===== RAW DATA
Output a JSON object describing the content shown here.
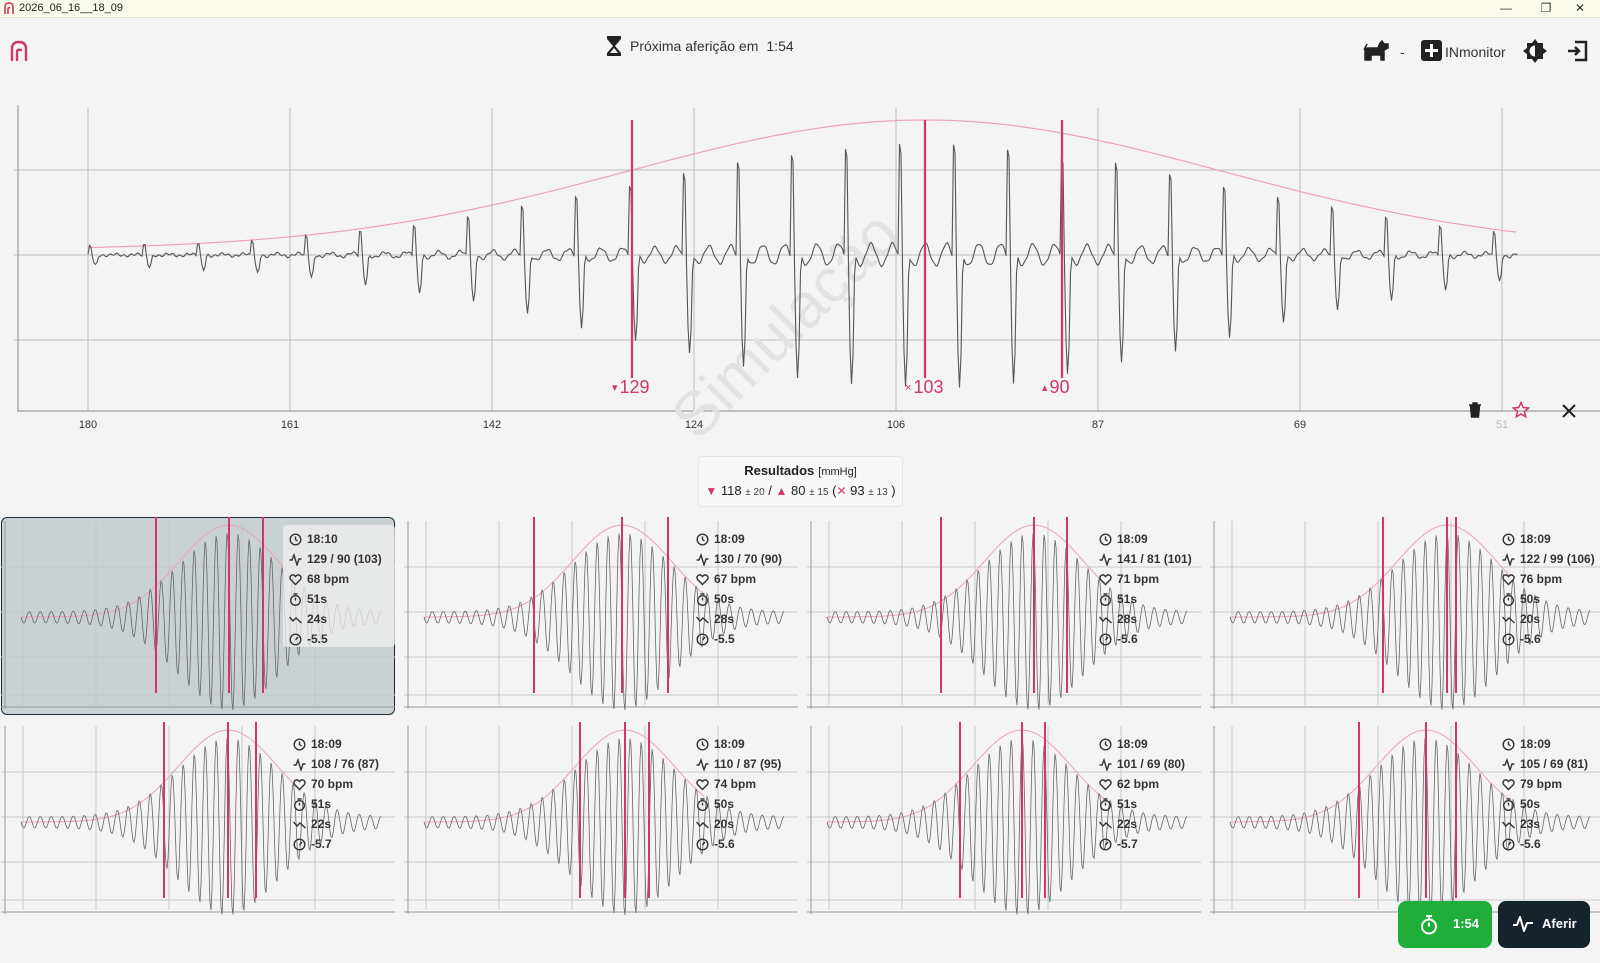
{
  "window": {
    "title": "2026_06_16__18_09",
    "controls": [
      "—",
      "❐",
      "✕"
    ]
  },
  "header": {
    "next_measurement_label": "Próxima aferição em",
    "next_measurement_time": "1:54",
    "separator": "-",
    "device_name": "INmonitor",
    "icons": [
      "app-logo-icon",
      "hourglass-icon",
      "dog-icon",
      "add-icon",
      "brightness-icon",
      "logout-icon"
    ]
  },
  "main_chart": {
    "watermark": "Simulação",
    "x_ticks": [
      "180",
      "161",
      "142",
      "124",
      "106",
      "87",
      "69",
      "51"
    ],
    "markers": [
      {
        "label": "129",
        "symbol": "▾",
        "kind": "systolic"
      },
      {
        "label": "103",
        "symbol": "×",
        "kind": "mean"
      },
      {
        "label": "90",
        "symbol": "▴",
        "kind": "diastolic"
      }
    ],
    "actions": [
      "trash-icon",
      "star-icon",
      "close-icon"
    ]
  },
  "results": {
    "title": "Resultados",
    "unit": "[mmHg]",
    "systolic": "118",
    "systolic_pm": "± 20",
    "slash": "/",
    "diastolic": "80",
    "diastolic_pm": "± 15",
    "open_paren": "(",
    "mean": "93",
    "mean_pm": "± 13",
    "close_paren": ")"
  },
  "measurements": [
    {
      "time": "18:10",
      "pressure": "129 / 90 (103)",
      "hr": "68 bpm",
      "duration": "51s",
      "deflation": "24s",
      "slope": "-5.5",
      "selected": true
    },
    {
      "time": "18:09",
      "pressure": "130 / 70 (90)",
      "hr": "67 bpm",
      "duration": "50s",
      "deflation": "28s",
      "slope": "-5.5",
      "selected": false
    },
    {
      "time": "18:09",
      "pressure": "141 / 81 (101)",
      "hr": "71 bpm",
      "duration": "51s",
      "deflation": "28s",
      "slope": "-5.6",
      "selected": false
    },
    {
      "time": "18:09",
      "pressure": "122 / 99 (106)",
      "hr": "76 bpm",
      "duration": "50s",
      "deflation": "20s",
      "slope": "-5.6",
      "selected": false
    },
    {
      "time": "18:09",
      "pressure": "108 / 76 (87)",
      "hr": "70 bpm",
      "duration": "51s",
      "deflation": "22s",
      "slope": "-5.7",
      "selected": false
    },
    {
      "time": "18:09",
      "pressure": "110 / 87 (95)",
      "hr": "74 bpm",
      "duration": "50s",
      "deflation": "20s",
      "slope": "-5.6",
      "selected": false
    },
    {
      "time": "18:09",
      "pressure": "101 / 69 (80)",
      "hr": "62 bpm",
      "duration": "51s",
      "deflation": "22s",
      "slope": "-5.7",
      "selected": false
    },
    {
      "time": "18:09",
      "pressure": "105 / 69 (81)",
      "hr": "79 bpm",
      "duration": "50s",
      "deflation": "23s",
      "slope": "-5.6",
      "selected": false
    }
  ],
  "footer": {
    "timer_label": "1:54",
    "measure_label": "Aferir"
  },
  "colors": {
    "accent": "#d0366a",
    "envelope": "#eaa3b8",
    "wave": "#555555",
    "grid": "#bcbcbc",
    "timer_green": "#1fae3a",
    "aferir_dark": "#15242c"
  }
}
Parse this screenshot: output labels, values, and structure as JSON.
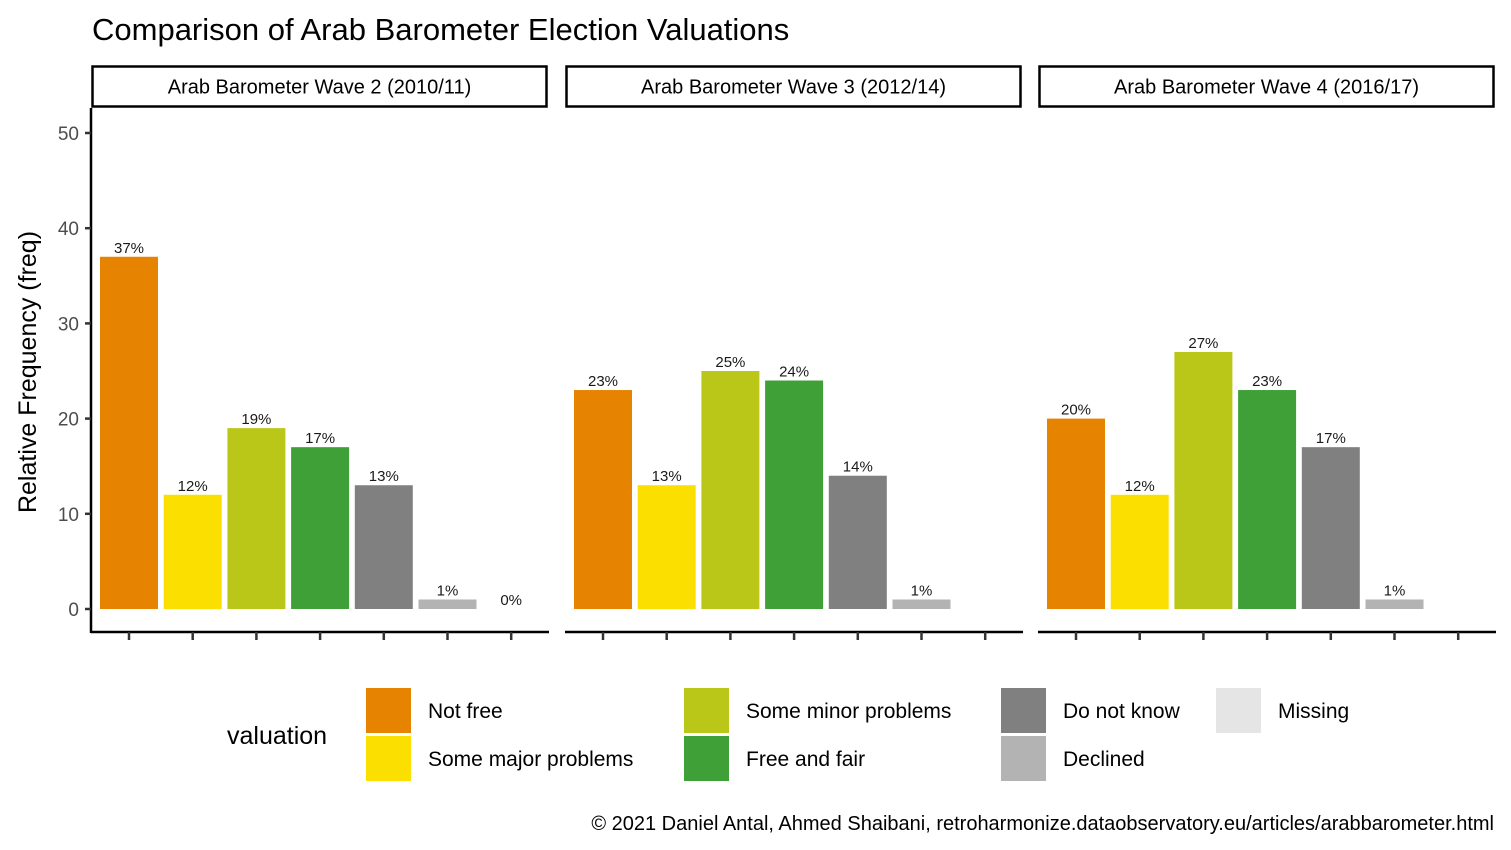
==========
● **SHORT TASK**:
Show every line that contains the word "JSON".

● **REPLY TO THE EXERCISE**:
Output a JSON object describing the content shown here.
Parse this screenshot: output labels, values, and structure as JSON.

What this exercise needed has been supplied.